→ TASK TO CARRY OUT
All of the entries must be reproduced exactly, with no images carried over.

## Begin SUPPLIED RECORDS

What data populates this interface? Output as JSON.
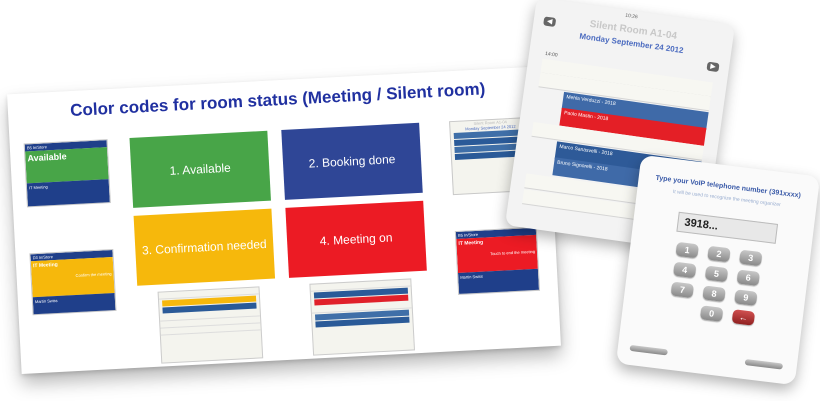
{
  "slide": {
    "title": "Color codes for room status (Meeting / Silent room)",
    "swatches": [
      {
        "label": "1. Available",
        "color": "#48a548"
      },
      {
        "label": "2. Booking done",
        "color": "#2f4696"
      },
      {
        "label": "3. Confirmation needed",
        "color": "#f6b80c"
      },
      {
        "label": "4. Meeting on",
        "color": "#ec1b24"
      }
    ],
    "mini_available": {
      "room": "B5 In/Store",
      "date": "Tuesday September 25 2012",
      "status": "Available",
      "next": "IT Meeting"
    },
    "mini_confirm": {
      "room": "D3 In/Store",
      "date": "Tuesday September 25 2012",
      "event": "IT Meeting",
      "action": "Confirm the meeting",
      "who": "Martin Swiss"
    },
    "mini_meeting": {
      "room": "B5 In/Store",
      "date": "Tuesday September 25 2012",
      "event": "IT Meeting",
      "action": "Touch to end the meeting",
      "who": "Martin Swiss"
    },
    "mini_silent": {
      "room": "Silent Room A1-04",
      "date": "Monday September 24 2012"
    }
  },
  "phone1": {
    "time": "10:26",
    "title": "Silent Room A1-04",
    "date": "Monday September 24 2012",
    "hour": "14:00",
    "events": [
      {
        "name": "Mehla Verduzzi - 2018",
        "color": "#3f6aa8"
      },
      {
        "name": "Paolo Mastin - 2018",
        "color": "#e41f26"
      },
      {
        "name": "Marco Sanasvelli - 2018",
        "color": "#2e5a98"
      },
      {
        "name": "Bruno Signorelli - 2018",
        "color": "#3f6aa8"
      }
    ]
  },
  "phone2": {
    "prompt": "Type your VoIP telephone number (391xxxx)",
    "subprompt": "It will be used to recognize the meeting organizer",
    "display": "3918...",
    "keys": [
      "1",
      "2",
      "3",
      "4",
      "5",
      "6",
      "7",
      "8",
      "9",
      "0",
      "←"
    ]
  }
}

## End SUPPLIED RECORDS

→ RESULT OF THE TASK
What data populates this interface? Output as JSON.
{
  "slide": {
    "title": "Color codes for room status (Meeting / Silent room)",
    "swatches": [
      {
        "label": "1. Available",
        "color": "#48a548"
      },
      {
        "label": "2. Booking done",
        "color": "#2f4696"
      },
      {
        "label": "3. Confirmation needed",
        "color": "#f6b80c"
      },
      {
        "label": "4. Meeting on",
        "color": "#ec1b24"
      }
    ],
    "mini_available": {
      "room": "B5 In/Store",
      "date": "Tuesday September 25 2012",
      "status": "Available",
      "next": "IT Meeting"
    },
    "mini_confirm": {
      "room": "D3 In/Store",
      "date": "Tuesday September 25 2012",
      "event": "IT Meeting",
      "action": "Confirm the meeting",
      "who": "Martin Swiss"
    },
    "mini_meeting": {
      "room": "B5 In/Store",
      "date": "Tuesday September 25 2012",
      "event": "IT Meeting",
      "action": "Touch to end the meeting",
      "who": "Martin Swiss"
    },
    "mini_silent": {
      "room": "Silent Room A1-04",
      "date": "Monday September 24 2012"
    }
  },
  "phone1": {
    "time": "10:26",
    "title": "Silent Room A1-04",
    "date": "Monday September 24 2012",
    "hour": "14:00",
    "events": [
      {
        "name": "Mehla Verduzzi - 2018",
        "color": "#3f6aa8"
      },
      {
        "name": "Paolo Mastin - 2018",
        "color": "#e41f26"
      },
      {
        "name": "Marco Sanasvelli - 2018",
        "color": "#2e5a98"
      },
      {
        "name": "Bruno Signorelli - 2018",
        "color": "#3f6aa8"
      }
    ]
  },
  "phone2": {
    "prompt": "Type your VoIP telephone number (391xxxx)",
    "subprompt": "It will be used to recognize the meeting organizer",
    "display": "3918...",
    "keys": [
      "1",
      "2",
      "3",
      "4",
      "5",
      "6",
      "7",
      "8",
      "9",
      "0",
      "←"
    ]
  }
}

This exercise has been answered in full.